=== OBJECTIVE ===
Select the lines that hold the word "their" and copy each one.
:: SOURCE MATERIAL
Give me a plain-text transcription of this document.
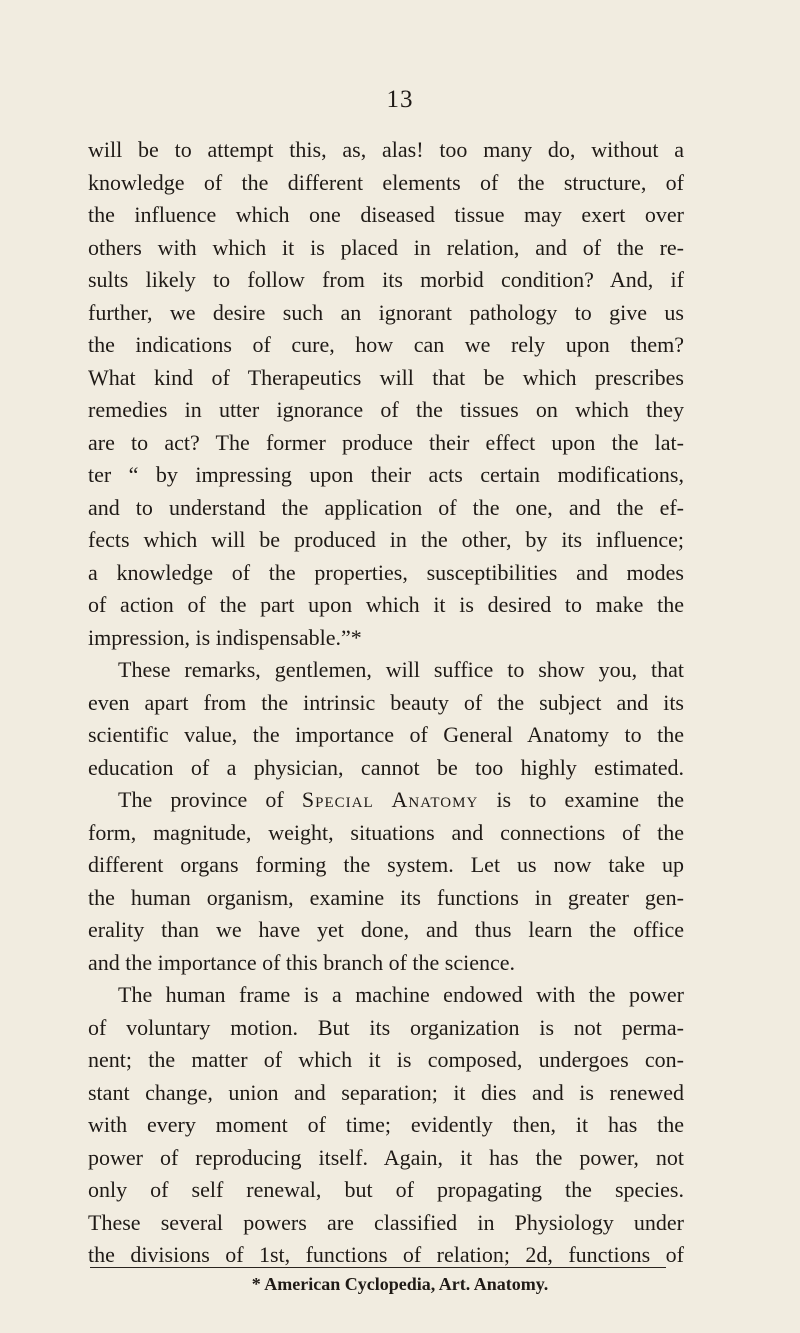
13
will be to attempt this, as, alas! too many do, without a
knowledge of the different elements of the structure, of
the influence which one diseased tissue may exert over
others with which it is placed in relation, and of the re-
sults likely to follow from its morbid condition? And, if
further, we desire such an ignorant pathology to give us
the indications of cure, how can we rely upon them?
What kind of Therapeutics will that be which prescribes
remedies in utter ignorance of the tissues on which they
are to act? The former produce their effect upon the lat-
ter “ by impressing upon their acts certain modifications,
and to understand the application of the one, and the ef-
fects which will be produced in the other, by its influence;
a knowledge of the properties, susceptibilities and modes
of action of the part upon which it is desired to make the
impression, is indispensable.”*
These remarks, gentlemen, will suffice to show you, that
even apart from the intrinsic beauty of the subject and its
scientific value, the importance of General Anatomy to the
education of a physician, cannot be too highly estimated.
The province of Special Anatomy is to examine the
form, magnitude, weight, situations and connections of the
different organs forming the system. Let us now take up
the human organism, examine its functions in greater gen-
erality than we have yet done, and thus learn the office
and the importance of this branch of the science.
The human frame is a machine endowed with the power
of voluntary motion. But its organization is not perma-
nent; the matter of which it is composed, undergoes con-
stant change, union and separation; it dies and is renewed
with every moment of time; evidently then, it has the
power of reproducing itself. Again, it has the power, not
only of self renewal, but of propagating the species.
These several powers are classified in Physiology under
the divisions of 1st, functions of relation; 2d, functions of
* American Cyclopedia, Art. Anatomy.
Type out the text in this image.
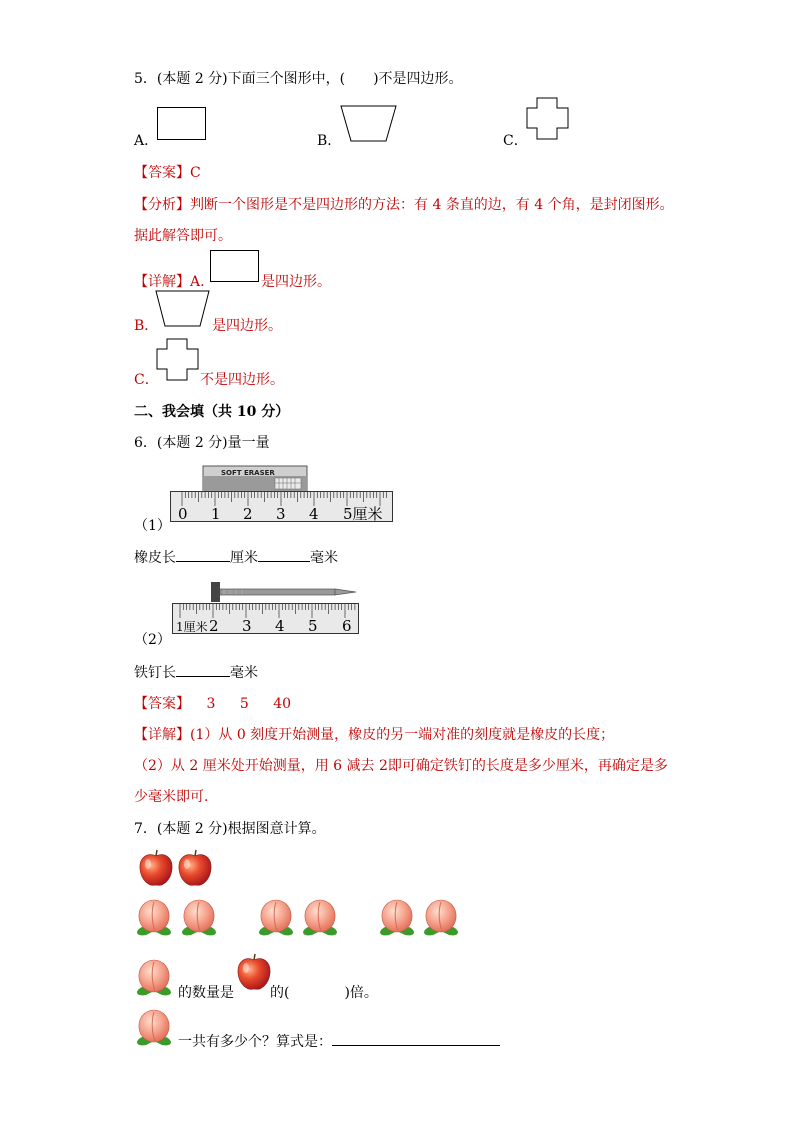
5．(本题 2 分)下面三个图形中，(　　)不是四边形。
A．	B．	C．
【答案】C
【分析】判断一个图形是不是四边形的方法：有 4 条直的边，有 4 个角，是封闭图形。
据此解答即可。
【详解】A.	是四边形。
B．	是四边形。
C．	不是四边形。
二、我会填（共 10 分）
6．(本题 2 分)量一量
（1）
SOFT ERASER
0 1 2 3 4 5厘米
橡皮长	厘米	毫米
（2）
1厘米 2 3 4 5 6
铁钉长	毫米
【答案】 3 5 40
【详解】(1）从 0 刻度开始测量，橡皮的另一端对准的刻度就是橡皮的长度；
（2）从 2 厘米处开始测量，用 6 减去 2即可确定铁钉的长度是多少厘米，再确定是多
少毫米即可.
7．(本题 2 分)根据图意计算。
的数量是	的(	)倍。
一共有多少个？算式是：
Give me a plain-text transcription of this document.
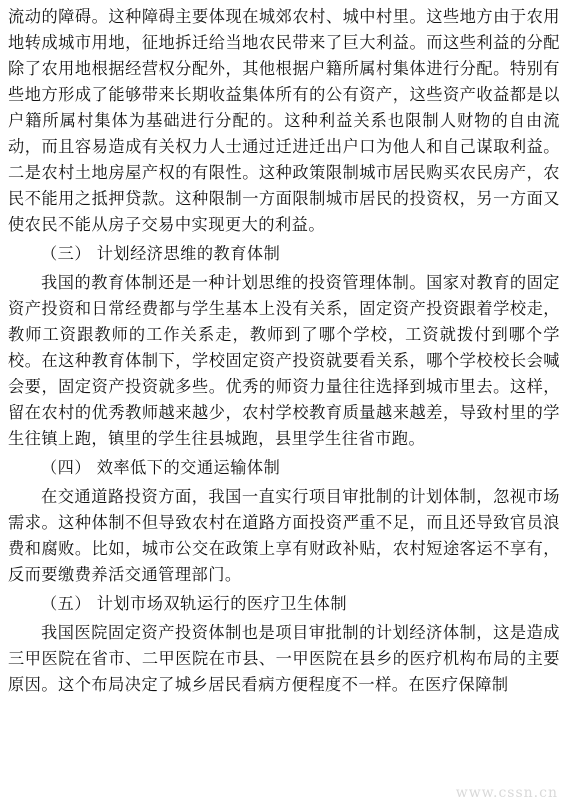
流动的障碍。这种障碍主要体现在城郊农村、城中村里。这些地方由于农用地转成城市用地，征地拆迁给当地农民带来了巨大利益。而这些利益的分配除了农用地根据经营权分配外，其他根据户籍所属村集体进行分配。特别有些地方形成了能够带来长期收益集体所有的公有资产，这些资产收益都是以户籍所属村集体为基础进行分配的。这种利益关系也限制人财物的自由流动，而且容易造成有关权力人士通过迁进迁出户口为他人和自己谋取利益。二是农村土地房屋产权的有限性。这种政策限制城市居民购买农民房产，农民不能用之抵押贷款。这种限制一方面限制城市居民的投资权，另一方面又使农民不能从房子交易中实现更大的利益。

（三） 计划经济思维的教育体制

我国的教育体制还是一种计划思维的投资管理体制。国家对教育的固定资产投资和日常经费都与学生基本上没有关系，固定资产投资跟着学校走，教师工资跟教师的工作关系走，教师到了哪个学校，工资就拨付到哪个学校。在这种教育体制下，学校固定资产投资就要看关系，哪个学校校长会喊会要，固定资产投资就多些。优秀的师资力量往往选择到城市里去。这样，留在农村的优秀教师越来越少，农村学校教育质量越来越差，导致村里的学生往镇上跑，镇里的学生往县城跑，县里学生往省市跑。

（四） 效率低下的交通运输体制

在交通道路投资方面，我国一直实行项目审批制的计划体制，忽视市场需求。这种体制不但导致农村在道路方面投资严重不足，而且还导致官员浪费和腐败。比如，城市公交在政策上享有财政补贴，农村短途客运不享有，反而要缴费养活交通管理部门。

（五） 计划市场双轨运行的医疗卫生体制

我国医院固定资产投资体制也是项目审批制的计划经济体制，这是造成三甲医院在省市、二甲医院在市县、一甲医院在县乡的医疗机构布局的主要原因。这个布局决定了城乡居民看病方便程度不一样。在医疗保障制

www.cssn.cn
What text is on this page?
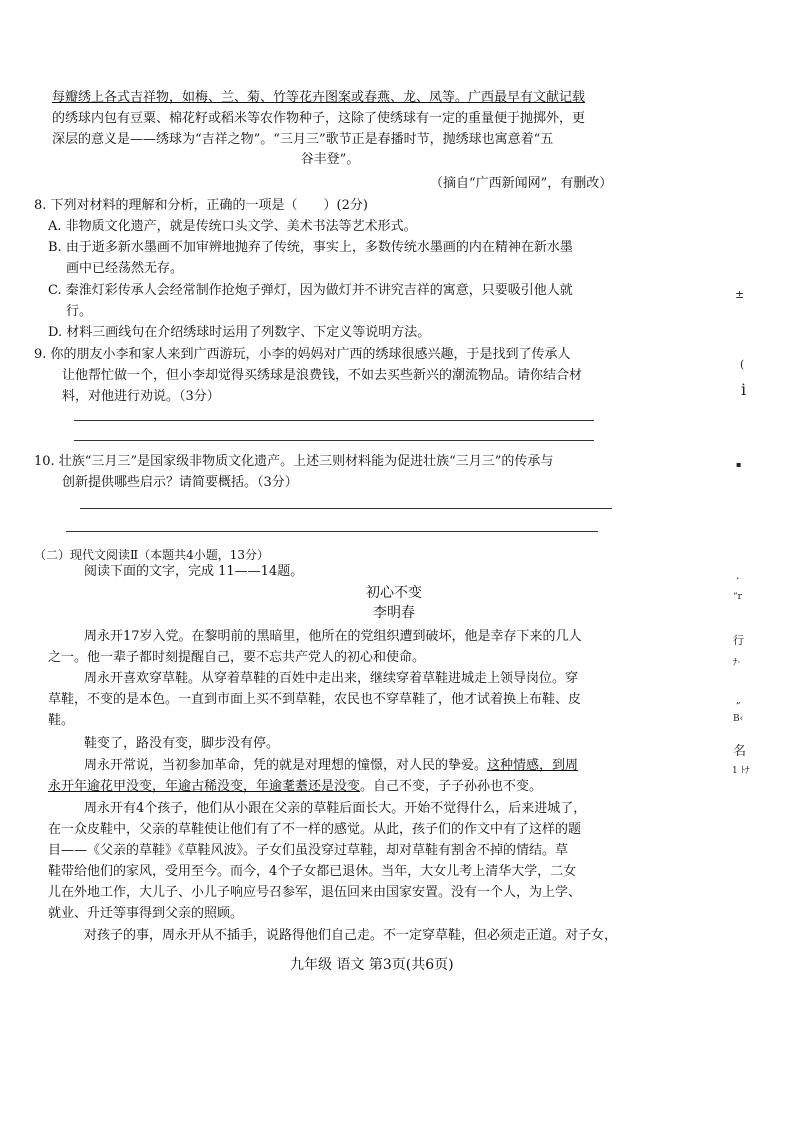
每瓣绣上各式吉祥物，如梅、兰、菊、竹等花卉图案或春燕、龙、凤等。广西最早有文献记载
的绣球内包有豆粟、棉花籽或稻米等农作物种子，这除了使绣球有一定的重量便于抛掷外，更
深层的意义是——绣球为“吉祥之物”。“三月三”歌节正是春播时节，抛绣球也寓意着“五
谷丰登”。
（摘自“广西新闻网”，有删改）
8. 下列对材料的理解和分析，正确的一项是（　　）(2分)
A. 非物质文化遗产，就是传统口头文学、美术书法等艺术形式。
B. 由于逝多新水墨画不加审辨地抛弃了传统，事实上，多数传统水墨画的内在精神在新水墨
画中已经荡然无存。
C. 秦淮灯彩传承人会经常制作抢炮子弹灯，因为做灯并不讲究吉祥的寓意，只要吸引他人就
行。
D. 材料三画线句在介绍绣球时运用了列数字、下定义等说明方法。
9. 你的朋友小李和家人来到广西游玩，小李的妈妈对广西的绣球很感兴趣，于是找到了传承人
让他帮忙做一个，但小李却觉得买绣球是浪费钱，不如去买些新兴的潮流物品。请你结合材
料，对他进行劝说。（3分）
10. 壮族“三月三”是国家级非物质文化遗产。上述三则材料能为促进壮族“三月三”的传承与
创新提供哪些启示？请简要概括。（3分）
（二）现代文阅读Ⅱ（本题共4小题，13分）
阅读下面的文字，完成 11——14题。
初心不变
李明春
周永开17岁入党。在黎明前的黑暗里，他所在的党组织遭到破坏，他是幸存下来的几人
之一。他一辈子都时刻提醒自己，要不忘共产党人的初心和使命。
周永开喜欢穿草鞋。从穿着草鞋的百姓中走出来，继续穿着草鞋进城走上领导岗位。穿
草鞋，不变的是本色。一直到市面上买不到草鞋，农民也不穿草鞋了，他才试着换上布鞋、皮
鞋。
鞋变了，路没有变，脚步没有停。
周永开常说，当初参加革命，凭的就是对理想的憧憬，对人民的挚爱。这种情感，到周
永开年逾花甲没变，年逾古稀没变，年逾耄耋还是没变。自己不变，子子孙孙也不变。
周永开有4个孩子，他们从小跟在父亲的草鞋后面长大。开始不觉得什么，后来进城了，
在一众皮鞋中，父亲的草鞋使让他们有了不一样的感觉。从此，孩子们的作文中有了这样的题
目——《父亲的草鞋》《草鞋风波》。子女们虽没穿过草鞋，却对草鞋有割舍不掉的情结。草
鞋带给他们的家风，受用至今。而今，4个子女都已退休。当年，大女儿考上清华大学，二女
儿在外地工作，大儿子、小儿子响应号召参军，退伍回来由国家安置。没有一个人，为上学、
就业、升迁等事得到父亲的照顾。
对孩子的事，周永开从不插手，说路得他们自己走。不一定穿草鞋，但必须走正道。对子女，
±
(
i
▪
·
“r
行
ﾅ·
„
B‹
名
1 ﾄﾅ
九年级 语文 第3页(共6页)
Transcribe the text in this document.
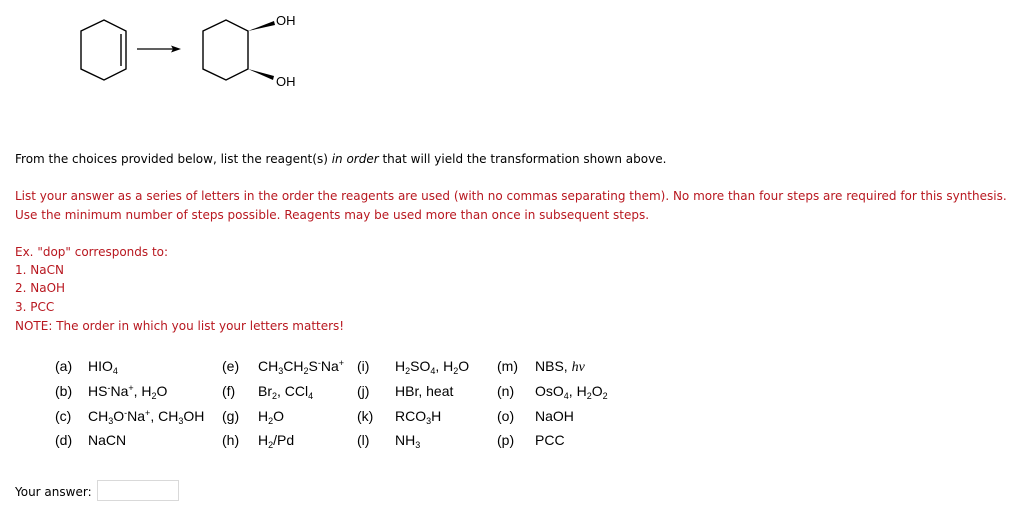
OH
OH
From the choices provided below, list the reagent(s) in order that will yield the transformation shown above.
List your answer as a series of letters in the order the reagents are used (with no commas separating them). No more than four steps are required for this synthesis.
Use the minimum number of steps possible. Reagents may be used more than once in subsequent steps.
Ex. "dop" corresponds to:
1. NaCN
2. NaOH
3. PCC
NOTE: The order in which you list your letters matters!
(a) $HIO_4$
(b) HS-Na+, $H_2O$
(c) $CH_3O^-Na^+$, $CH_3OH$
(d) NaCN
(e) $CH_3CH_2S^-Na^+$
(f) $Br_2$, CCl$_4$
(g) $H_2O$
(h) $H_2/Pd$
(i) $H_2SO_4$, $H_2O$
(j) HBr, heat
(k) $RCO_3H$
(l) $NH_3$
(m) NBS, hv
(n) OsO$_4$, $H_2O_2$
(o) NaOH
(p) PCC
Your answer:
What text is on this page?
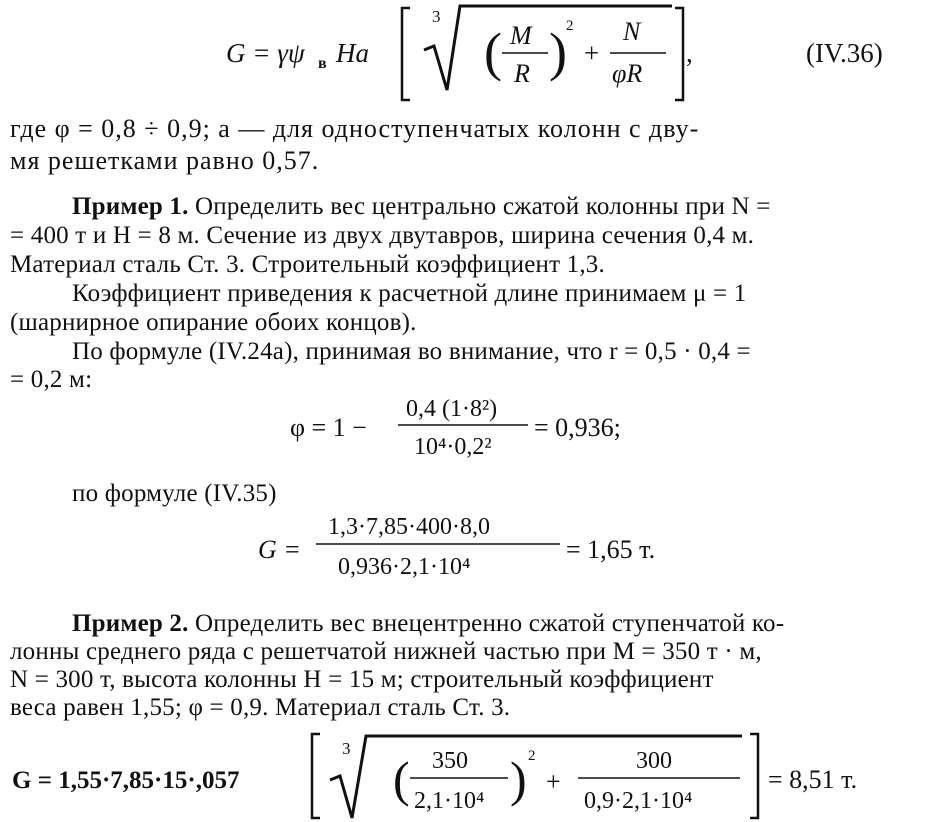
G = γψ в Ha
3
( M
R ) 2
+
N
φR
,	(IV.36)
где φ = 0,8 ÷ 0,9; a — для одноступенчатых колонн с дву-
мя решетками равно 0,57.
Пример 1. Определить вес центрально сжатой колонны при N =
= 400 т и H = 8 м. Сечение из двух двутавров, ширина сечения 0,4 м.
Материал сталь Ст. 3. Строительный коэффициент 1,3.
Коэффициент приведения к расчетной длине принимаем μ = 1
(шарнирное опирание обоих концов).
По формуле (IV.24а), принимая во внимание, что r = 0,5 · 0,4 =
= 0,2 м:
φ = 1 −
0,4 (1·8²)
10⁴·0,2²
= 0,936;
по формуле (IV.35)
G =
1,3·7,85·400·8,0
0,936·2,1·10⁴
= 1,65 т.
Пример 2. Определить вес внецентренно сжатой ступенчатой ко-
лонны среднего ряда с решетчатой нижней частью при M = 350 т · м,
N = 300 т, высота колонны H = 15 м; строительный коэффициент
веса равен 1,55; φ = 0,9. Материал сталь Ст. 3.
G = 1,55·7,85·15·,057
3
( 350
2,1·10⁴ ) 2
+
300
0,9·2,1·10⁴
= 8,51 т.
::::
=== RESULT BELOW ===
are to act? The former produce their effect upon the lat-
ter “ by impressing upon their acts certain modifications,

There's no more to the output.